> [DATASET ROWS]:
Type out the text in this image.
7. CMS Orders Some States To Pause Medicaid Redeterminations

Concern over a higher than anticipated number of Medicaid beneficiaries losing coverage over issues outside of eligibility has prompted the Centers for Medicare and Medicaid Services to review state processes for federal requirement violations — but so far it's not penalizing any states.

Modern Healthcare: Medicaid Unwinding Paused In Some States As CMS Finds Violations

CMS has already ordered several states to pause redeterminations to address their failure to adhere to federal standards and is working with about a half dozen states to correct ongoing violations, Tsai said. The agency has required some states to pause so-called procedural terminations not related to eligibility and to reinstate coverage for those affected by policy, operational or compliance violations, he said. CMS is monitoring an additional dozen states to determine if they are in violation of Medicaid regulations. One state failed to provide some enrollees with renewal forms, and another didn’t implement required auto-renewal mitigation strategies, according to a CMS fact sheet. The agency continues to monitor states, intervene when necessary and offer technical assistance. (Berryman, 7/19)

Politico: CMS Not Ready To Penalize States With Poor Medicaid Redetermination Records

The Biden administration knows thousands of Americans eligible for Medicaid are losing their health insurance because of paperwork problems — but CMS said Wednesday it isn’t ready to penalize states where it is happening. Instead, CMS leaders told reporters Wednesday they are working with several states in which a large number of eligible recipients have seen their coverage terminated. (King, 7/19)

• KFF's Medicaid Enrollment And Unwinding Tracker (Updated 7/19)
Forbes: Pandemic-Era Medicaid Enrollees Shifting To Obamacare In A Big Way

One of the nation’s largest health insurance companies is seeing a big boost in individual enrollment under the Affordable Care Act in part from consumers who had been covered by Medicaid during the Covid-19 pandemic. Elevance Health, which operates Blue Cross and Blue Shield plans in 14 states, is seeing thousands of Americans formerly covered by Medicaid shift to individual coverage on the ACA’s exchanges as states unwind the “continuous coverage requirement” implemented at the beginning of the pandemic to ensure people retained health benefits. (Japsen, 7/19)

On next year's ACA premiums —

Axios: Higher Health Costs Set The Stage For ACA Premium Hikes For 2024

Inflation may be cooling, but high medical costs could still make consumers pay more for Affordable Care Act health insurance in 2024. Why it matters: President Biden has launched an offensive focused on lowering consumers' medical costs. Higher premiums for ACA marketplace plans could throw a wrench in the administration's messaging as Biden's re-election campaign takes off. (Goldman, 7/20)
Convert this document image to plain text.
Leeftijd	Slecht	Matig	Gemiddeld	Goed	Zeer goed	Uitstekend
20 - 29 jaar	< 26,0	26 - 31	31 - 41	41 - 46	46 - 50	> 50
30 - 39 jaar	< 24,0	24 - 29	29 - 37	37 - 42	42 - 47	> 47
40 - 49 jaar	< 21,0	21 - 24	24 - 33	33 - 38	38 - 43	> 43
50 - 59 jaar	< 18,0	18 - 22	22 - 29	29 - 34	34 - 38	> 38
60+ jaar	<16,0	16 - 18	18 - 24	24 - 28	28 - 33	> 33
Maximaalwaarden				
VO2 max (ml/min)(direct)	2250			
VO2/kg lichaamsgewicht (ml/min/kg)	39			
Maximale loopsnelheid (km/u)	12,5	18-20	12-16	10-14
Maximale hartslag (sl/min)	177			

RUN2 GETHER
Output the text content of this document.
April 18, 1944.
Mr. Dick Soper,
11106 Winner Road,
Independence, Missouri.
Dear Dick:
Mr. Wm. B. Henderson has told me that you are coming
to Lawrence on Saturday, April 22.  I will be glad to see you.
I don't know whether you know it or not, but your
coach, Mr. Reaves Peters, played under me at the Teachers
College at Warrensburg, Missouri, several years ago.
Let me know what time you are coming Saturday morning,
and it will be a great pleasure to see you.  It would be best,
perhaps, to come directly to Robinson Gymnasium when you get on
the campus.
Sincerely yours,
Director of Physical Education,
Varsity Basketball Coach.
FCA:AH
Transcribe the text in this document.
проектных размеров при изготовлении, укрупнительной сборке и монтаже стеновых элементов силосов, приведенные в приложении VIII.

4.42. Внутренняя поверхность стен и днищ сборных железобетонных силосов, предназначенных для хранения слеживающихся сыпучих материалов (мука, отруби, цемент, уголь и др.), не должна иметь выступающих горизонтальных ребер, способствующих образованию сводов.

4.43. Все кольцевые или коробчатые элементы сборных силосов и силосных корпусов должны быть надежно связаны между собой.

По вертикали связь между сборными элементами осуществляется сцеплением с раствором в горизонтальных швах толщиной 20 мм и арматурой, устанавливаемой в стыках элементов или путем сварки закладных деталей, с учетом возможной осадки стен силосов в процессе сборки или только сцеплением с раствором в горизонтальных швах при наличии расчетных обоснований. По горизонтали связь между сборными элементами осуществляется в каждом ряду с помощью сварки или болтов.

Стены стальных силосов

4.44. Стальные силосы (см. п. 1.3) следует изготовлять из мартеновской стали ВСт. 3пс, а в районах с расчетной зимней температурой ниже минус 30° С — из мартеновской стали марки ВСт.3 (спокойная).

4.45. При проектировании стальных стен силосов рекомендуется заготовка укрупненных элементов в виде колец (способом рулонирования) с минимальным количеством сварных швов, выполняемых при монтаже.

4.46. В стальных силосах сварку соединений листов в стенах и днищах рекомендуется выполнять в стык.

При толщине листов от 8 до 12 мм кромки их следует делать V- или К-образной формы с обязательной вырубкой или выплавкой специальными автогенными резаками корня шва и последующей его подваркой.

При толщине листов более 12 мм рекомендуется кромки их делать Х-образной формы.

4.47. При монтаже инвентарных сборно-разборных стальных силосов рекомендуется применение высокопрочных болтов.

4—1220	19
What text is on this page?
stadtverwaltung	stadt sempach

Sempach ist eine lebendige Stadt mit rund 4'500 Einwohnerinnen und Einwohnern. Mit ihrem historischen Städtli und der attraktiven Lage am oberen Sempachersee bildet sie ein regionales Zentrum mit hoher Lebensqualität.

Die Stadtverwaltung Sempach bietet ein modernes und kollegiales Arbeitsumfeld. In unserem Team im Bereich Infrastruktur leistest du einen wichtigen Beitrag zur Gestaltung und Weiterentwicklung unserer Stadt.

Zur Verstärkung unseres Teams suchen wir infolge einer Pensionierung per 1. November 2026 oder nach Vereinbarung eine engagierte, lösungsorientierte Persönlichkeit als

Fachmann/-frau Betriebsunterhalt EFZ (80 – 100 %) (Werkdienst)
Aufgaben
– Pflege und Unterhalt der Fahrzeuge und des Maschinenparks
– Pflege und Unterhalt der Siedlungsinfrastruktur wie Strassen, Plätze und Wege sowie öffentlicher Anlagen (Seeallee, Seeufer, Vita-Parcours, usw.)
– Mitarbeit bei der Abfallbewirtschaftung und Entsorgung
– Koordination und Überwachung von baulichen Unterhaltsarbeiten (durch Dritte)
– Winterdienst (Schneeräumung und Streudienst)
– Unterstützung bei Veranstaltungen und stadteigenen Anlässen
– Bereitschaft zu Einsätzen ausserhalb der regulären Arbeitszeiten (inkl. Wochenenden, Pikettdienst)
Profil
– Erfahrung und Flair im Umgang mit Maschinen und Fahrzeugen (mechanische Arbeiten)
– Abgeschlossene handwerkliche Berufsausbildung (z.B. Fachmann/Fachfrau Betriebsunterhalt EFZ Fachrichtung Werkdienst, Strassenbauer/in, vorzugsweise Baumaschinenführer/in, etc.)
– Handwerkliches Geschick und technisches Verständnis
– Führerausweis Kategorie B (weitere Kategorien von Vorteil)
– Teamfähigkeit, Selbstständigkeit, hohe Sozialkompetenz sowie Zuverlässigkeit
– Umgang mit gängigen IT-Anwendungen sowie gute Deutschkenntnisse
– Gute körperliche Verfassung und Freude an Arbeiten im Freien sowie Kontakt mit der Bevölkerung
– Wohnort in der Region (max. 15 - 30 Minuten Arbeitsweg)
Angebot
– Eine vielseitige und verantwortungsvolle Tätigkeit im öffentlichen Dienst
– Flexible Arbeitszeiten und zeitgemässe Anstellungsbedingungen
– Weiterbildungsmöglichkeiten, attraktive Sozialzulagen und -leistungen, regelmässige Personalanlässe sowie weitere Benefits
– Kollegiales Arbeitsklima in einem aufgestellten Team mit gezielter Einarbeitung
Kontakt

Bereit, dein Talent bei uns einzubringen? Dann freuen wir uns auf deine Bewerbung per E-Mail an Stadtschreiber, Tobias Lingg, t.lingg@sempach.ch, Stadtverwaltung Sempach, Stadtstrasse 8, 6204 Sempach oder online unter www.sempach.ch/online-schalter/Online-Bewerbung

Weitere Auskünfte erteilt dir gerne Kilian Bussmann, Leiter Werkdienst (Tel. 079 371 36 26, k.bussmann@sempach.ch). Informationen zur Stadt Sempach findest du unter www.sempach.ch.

> [PROBLEM REQUIREMENTS]:
Scan the material above for the string "кромки" and report each line where you find it.

> [COMPLETE OUTPUT]:
При толщине листов от 8 до 12 мм кромки их следует делать V- или К-образной формы с обязательной вырубкой или выплавкой специальными автогенными резаками корня шва и последующей его подваркой.
При толщине листов более 12 мм рекомендуется кромки их делать Х-образной формы.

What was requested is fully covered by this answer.